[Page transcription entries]
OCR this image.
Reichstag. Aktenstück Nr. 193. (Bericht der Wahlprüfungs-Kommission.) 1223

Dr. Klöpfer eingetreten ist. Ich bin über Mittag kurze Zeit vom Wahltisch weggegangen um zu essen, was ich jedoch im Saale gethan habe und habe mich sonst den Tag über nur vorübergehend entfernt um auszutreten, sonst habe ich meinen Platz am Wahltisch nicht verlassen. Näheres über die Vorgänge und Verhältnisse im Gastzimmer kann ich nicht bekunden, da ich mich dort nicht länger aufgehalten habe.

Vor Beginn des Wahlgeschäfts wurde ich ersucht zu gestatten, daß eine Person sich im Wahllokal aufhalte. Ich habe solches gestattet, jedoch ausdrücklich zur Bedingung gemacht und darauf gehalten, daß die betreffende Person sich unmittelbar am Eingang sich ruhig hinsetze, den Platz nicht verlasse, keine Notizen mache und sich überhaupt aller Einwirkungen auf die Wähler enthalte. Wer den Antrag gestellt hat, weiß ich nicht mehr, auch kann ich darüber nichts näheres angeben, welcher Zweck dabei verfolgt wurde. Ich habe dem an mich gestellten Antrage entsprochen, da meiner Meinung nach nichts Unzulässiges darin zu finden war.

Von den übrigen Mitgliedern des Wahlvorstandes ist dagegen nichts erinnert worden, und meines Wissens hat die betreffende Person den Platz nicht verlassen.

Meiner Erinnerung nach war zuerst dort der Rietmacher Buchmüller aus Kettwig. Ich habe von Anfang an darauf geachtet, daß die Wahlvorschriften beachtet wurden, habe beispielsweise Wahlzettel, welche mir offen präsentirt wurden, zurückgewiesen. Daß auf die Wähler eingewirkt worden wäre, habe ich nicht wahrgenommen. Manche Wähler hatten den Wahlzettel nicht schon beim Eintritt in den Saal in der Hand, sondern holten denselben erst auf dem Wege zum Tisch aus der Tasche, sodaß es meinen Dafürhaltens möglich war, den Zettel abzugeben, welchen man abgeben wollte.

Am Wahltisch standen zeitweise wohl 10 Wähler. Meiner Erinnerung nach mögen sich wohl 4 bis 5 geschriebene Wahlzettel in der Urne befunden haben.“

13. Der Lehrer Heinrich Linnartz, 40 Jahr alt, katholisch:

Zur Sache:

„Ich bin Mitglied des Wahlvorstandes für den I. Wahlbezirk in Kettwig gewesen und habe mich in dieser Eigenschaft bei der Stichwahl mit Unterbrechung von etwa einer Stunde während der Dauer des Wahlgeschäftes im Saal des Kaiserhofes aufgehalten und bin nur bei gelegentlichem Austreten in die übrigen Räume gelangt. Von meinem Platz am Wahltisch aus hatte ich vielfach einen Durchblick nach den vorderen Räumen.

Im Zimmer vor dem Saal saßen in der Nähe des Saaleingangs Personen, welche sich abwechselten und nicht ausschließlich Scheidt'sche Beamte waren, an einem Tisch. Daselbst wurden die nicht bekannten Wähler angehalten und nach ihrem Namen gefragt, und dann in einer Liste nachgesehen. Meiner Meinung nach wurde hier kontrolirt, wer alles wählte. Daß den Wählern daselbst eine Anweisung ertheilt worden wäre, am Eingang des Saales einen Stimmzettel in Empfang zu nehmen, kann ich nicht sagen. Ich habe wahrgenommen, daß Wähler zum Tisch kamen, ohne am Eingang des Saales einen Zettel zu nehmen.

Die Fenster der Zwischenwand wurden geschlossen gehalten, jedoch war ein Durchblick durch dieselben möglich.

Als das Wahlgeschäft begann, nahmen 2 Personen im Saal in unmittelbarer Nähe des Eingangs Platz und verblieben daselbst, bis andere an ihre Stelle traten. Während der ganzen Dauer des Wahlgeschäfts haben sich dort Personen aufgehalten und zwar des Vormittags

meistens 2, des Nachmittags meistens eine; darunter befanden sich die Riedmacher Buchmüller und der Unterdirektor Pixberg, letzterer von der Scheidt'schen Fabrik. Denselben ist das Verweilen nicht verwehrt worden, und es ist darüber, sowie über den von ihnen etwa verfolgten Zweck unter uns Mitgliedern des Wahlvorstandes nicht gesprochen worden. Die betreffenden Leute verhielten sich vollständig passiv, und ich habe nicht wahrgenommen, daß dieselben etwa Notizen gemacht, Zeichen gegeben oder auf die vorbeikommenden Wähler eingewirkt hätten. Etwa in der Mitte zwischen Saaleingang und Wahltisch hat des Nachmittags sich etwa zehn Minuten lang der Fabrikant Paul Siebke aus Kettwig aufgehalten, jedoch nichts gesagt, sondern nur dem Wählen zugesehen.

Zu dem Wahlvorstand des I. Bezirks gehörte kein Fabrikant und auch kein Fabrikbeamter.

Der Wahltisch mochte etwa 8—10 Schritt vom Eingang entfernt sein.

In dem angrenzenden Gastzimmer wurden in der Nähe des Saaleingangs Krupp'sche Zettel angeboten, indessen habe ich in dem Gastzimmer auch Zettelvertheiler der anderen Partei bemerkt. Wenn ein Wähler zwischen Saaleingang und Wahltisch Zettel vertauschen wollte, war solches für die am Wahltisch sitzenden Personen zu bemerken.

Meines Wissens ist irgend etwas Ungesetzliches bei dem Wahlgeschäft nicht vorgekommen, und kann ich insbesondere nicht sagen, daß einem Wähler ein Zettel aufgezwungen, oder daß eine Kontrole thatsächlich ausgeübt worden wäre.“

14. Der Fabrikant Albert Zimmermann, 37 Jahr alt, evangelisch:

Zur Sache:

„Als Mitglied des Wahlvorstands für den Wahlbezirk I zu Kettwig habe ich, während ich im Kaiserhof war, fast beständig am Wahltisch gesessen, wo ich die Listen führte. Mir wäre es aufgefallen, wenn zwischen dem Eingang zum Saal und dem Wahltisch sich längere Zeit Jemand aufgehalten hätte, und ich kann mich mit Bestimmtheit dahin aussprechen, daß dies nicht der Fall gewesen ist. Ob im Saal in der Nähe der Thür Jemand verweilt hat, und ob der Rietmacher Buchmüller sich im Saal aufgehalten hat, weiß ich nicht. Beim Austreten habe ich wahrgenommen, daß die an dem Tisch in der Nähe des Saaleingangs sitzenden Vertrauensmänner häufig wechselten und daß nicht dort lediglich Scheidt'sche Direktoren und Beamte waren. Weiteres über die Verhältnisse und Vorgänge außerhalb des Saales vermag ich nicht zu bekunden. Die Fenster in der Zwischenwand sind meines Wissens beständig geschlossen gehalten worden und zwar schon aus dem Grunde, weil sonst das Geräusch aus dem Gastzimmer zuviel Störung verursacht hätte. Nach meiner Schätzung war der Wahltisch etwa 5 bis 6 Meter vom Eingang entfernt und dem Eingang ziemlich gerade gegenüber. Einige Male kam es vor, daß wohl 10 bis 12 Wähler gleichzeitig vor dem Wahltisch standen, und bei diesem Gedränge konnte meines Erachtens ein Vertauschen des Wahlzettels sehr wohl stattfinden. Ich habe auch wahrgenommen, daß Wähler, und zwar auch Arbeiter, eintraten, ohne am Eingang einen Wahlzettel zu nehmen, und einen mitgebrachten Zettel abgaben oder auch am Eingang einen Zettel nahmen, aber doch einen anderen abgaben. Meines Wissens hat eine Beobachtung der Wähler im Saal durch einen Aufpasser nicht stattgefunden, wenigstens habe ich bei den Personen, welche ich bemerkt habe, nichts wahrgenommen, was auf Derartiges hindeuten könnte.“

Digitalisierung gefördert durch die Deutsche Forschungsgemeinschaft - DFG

■ **TASK INSTRUCTIONS**:
Reproduce all the records precisely.

■ **TASK ANSWER**:
OCR this image.
Reichstag. Aktenstück Nr. 193. (Bericht der Wahlprüfungs-Kommission.) 1223

Dr. Klöpfer eingetreten ist. Ich bin über Mittag kurze Zeit vom Wahltisch weggegangen um zu essen, was ich jedoch im Saale gethan habe und habe mich sonst den Tag über nur vorübergehend entfernt um auszutreten, sonst habe ich meinen Platz am Wahltisch nicht verlassen. Näheres über die Vorgänge und Verhältnisse im Gastzimmer kann ich nicht bekunden, da ich mich dort nicht länger aufgehalten habe.

Vor Beginn des Wahlgeschäfts wurde ich ersucht zu gestatten, daß eine Person sich im Wahllokal aufhalte. Ich habe solches gestattet, jedoch ausdrücklich zur Bedingung gemacht und darauf gehalten, daß die betreffende Person sich unmittelbar am Eingang sich ruhig hinsetze, den Platz nicht verlasse, keine Notizen mache und sich überhaupt aller Einwirkungen auf die Wähler enthalte. Wer den Antrag gestellt hat, weiß ich nicht mehr, auch kann ich darüber nichts näheres angeben, welcher Zweck dabei verfolgt wurde. Ich habe dem an mich gestellten Antrage entsprochen, da meiner Meinung nach nichts Unzulässiges darin zu finden war.

Von den übrigen Mitgliedern des Wahlvorstandes ist dagegen nichts erinnert worden, und meines Wissens hat die betreffende Person den Platz nicht verlassen.

Meiner Erinnerung nach war zuerst dort der Rietmacher Buchmüller aus Kettwig. Ich habe von Anfang an darauf geachtet, daß die Wahlvorschriften beachtet wurden, habe beispielsweise Wahlzettel, welche mir offen präsentirt wurden, zurückgewiesen. Daß auf die Wähler eingewirkt worden wäre, habe ich nicht wahrgenommen. Manche Wähler hatten den Wahlzettel nicht schon beim Eintritt in den Saal in der Hand, sondern holten denselben erst auf dem Wege zum Tisch aus der Tasche, sodaß es meinen Dafürhaltens möglich war, den Zettel abzugeben, welchen man abgeben wollte.

Am Wahltisch standen zeitweise wohl 10 Wähler. Meiner Erinnerung nach mögen sich wohl 4 bis 5 geschriebene Wahlzettel in der Urne befunden haben.“

13. Der Lehrer Heinrich Linnartz, 40 Jahr alt, katholisch:

Zur Sache:

„Ich bin Mitglied des Wahlvorstandes für den I. Wahlbezirk in Kettwig gewesen und habe mich in dieser Eigenschaft bei der Stichwahl mit Unterbrechung von etwa einer Stunde während der Dauer des Wahlgeschäftes im Saal des Kaiserhofes aufgehalten und bin nur bei gelegentlichem Austreten in die übrigen Räume gelangt. Von meinem Platz am Wahltisch aus hatte ich vielfach einen Durchblick nach den vorderen Räumen.

Im Zimmer vor dem Saal saßen in der Nähe des Saaleingangs Personen, welche sich abwechselten und nicht ausschließlich Scheidt'sche Beamte waren, an einem Tisch. Daselbst wurden die nicht bekannten Wähler angehalten und nach ihrem Namen gefragt, und dann in einer Liste nachgesehen. Meiner Meinung nach wurde hier kontrolirt, wer alles wählte. Daß den Wählern daselbst eine Anweisung ertheilt worden wäre, am Eingang des Saales einen Stimmzettel in Empfang zu nehmen, kann ich nicht sagen. Ich habe wahrgenommen, daß Wähler zum Tisch kamen, ohne am Eingang des Saales einen Zettel zu nehmen.

Die Fenster der Zwischenwand wurden geschlossen gehalten, jedoch war ein Durchblick durch dieselben möglich.

Als das Wahlgeschäft begann, nahmen 2 Personen im Saal in unmittelbarer Nähe des Eingangs Platz und verblieben daselbst, bis andere an ihre Stelle traten. Während der ganzen Dauer des Wahlgeschäfts haben sich dort Personen aufgehalten und zwar des Vormittags

meistens 2, des Nachmittags meistens eine; darunter befanden sich die Riedmacher Buchmüller und der Unterdirektor Pixberg, letzterer von der Scheidt'schen Fabrik. Denselben ist das Verweilen nicht verwehrt worden, und es ist darüber, sowie über den von ihnen etwa verfolgten Zweck unter uns Mitgliedern des Wahlvorstandes nicht gesprochen worden. Die betreffenden Leute verhielten sich vollständig passiv, und ich habe nicht wahrgenommen, daß dieselben etwa Notizen gemacht, Zeichen gegeben oder auf die vorbeikommenden Wähler eingewirkt hätten. Etwa in der Mitte zwischen Saaleingang und Wahltisch hat des Nachmittags sich etwa zehn Minuten lang der Fabrikant Paul Siebke aus Kettwig aufgehalten, jedoch nichts gesagt, sondern nur dem Wählen zugesehen.

Zu dem Wahlvorstand des I. Bezirks gehörte kein Fabrikant und auch kein Fabrikbeamter.

Der Wahltisch mochte etwa 8—10 Schritt vom Eingang entfernt sein.

In dem angrenzenden Gastzimmer wurden in der Nähe des Saaleingangs Krupp'sche Zettel angeboten, indessen habe ich in dem Gastzimmer auch Zettelvertheiler der anderen Partei bemerkt. Wenn ein Wähler zwischen Saaleingang und Wahltisch Zettel vertauschen wollte, war solches für die am Wahltisch sitzenden Personen zu bemerken.

Meines Wissens ist irgend etwas Ungesetzliches bei dem Wahlgeschäft nicht vorgekommen, und kann ich insbesondere nicht sagen, daß einem Wähler ein Zettel aufgezwungen, oder daß eine Kontrole thatsächlich ausgeübt worden wäre.“

14. Der Fabrikant Albert Zimmermann, 37 Jahr alt, evangelisch:

Zur Sache:

„Als Mitglied des Wahlvorstands für den Wahlbezirk I zu Kettwig habe ich, während ich im Kaiserhof war, fast beständig am Wahltisch gesessen, wo ich die Listen führte. Mir wäre es aufgefallen, wenn zwischen dem Eingang zum Saal und dem Wahltisch sich längere Zeit Jemand aufgehalten hätte, und ich kann mich mit Bestimmtheit dahin aussprechen, daß dies nicht der Fall gewesen ist. Ob im Saal in der Nähe der Thür Jemand verweilt hat, und ob der Rietmacher Buchmüller sich im Saal aufgehalten hat, weiß ich nicht. Beim Austreten habe ich wahrgenommen, daß die an dem Tisch in der Nähe des Saaleingangs sitzenden Vertrauensmänner häufig wechselten und daß nicht dort lediglich Scheidt'sche Direktoren und Beamte waren. Weiteres über die Verhältnisse und Vorgänge außerhalb des Saales vermag ich nicht zu bekunden. Die Fenster in der Zwischenwand sind meines Wissens beständig geschlossen gehalten worden und zwar schon aus dem Grunde, weil sonst das Geräusch aus dem Gastzimmer zuviel Störung verursacht hätte. Nach meiner Schätzung war der Wahltisch etwa 5 bis 6 Meter vom Eingang entfernt und dem Eingang ziemlich gerade gegenüber. Einige Male kam es vor, daß wohl 10 bis 12 Wähler gleichzeitig vor dem Wahltisch standen, und bei diesem Gedränge konnte meines Erachtens ein Vertauschen des Wahlzettels sehr wohl stattfinden. Ich habe auch wahrgenommen, daß Wähler, und zwar auch Arbeiter, eintraten, ohne am Eingang einen Wahlzettel zu nehmen, und einen mitgebrachten Zettel abgaben oder auch am Eingang einen Zettel nahmen, aber doch einen anderen abgaben. Meines Wissens hat eine Beobachtung der Wähler im Saal durch einen Aufpasser nicht stattgefunden, wenigstens habe ich bei den Personen, welche ich bemerkt habe, nichts wahrgenommen, was auf Derartiges hindeuten könnte.“

Digitalisierung gefördert durch die Deutsche Forschungsgemeinschaft - DFG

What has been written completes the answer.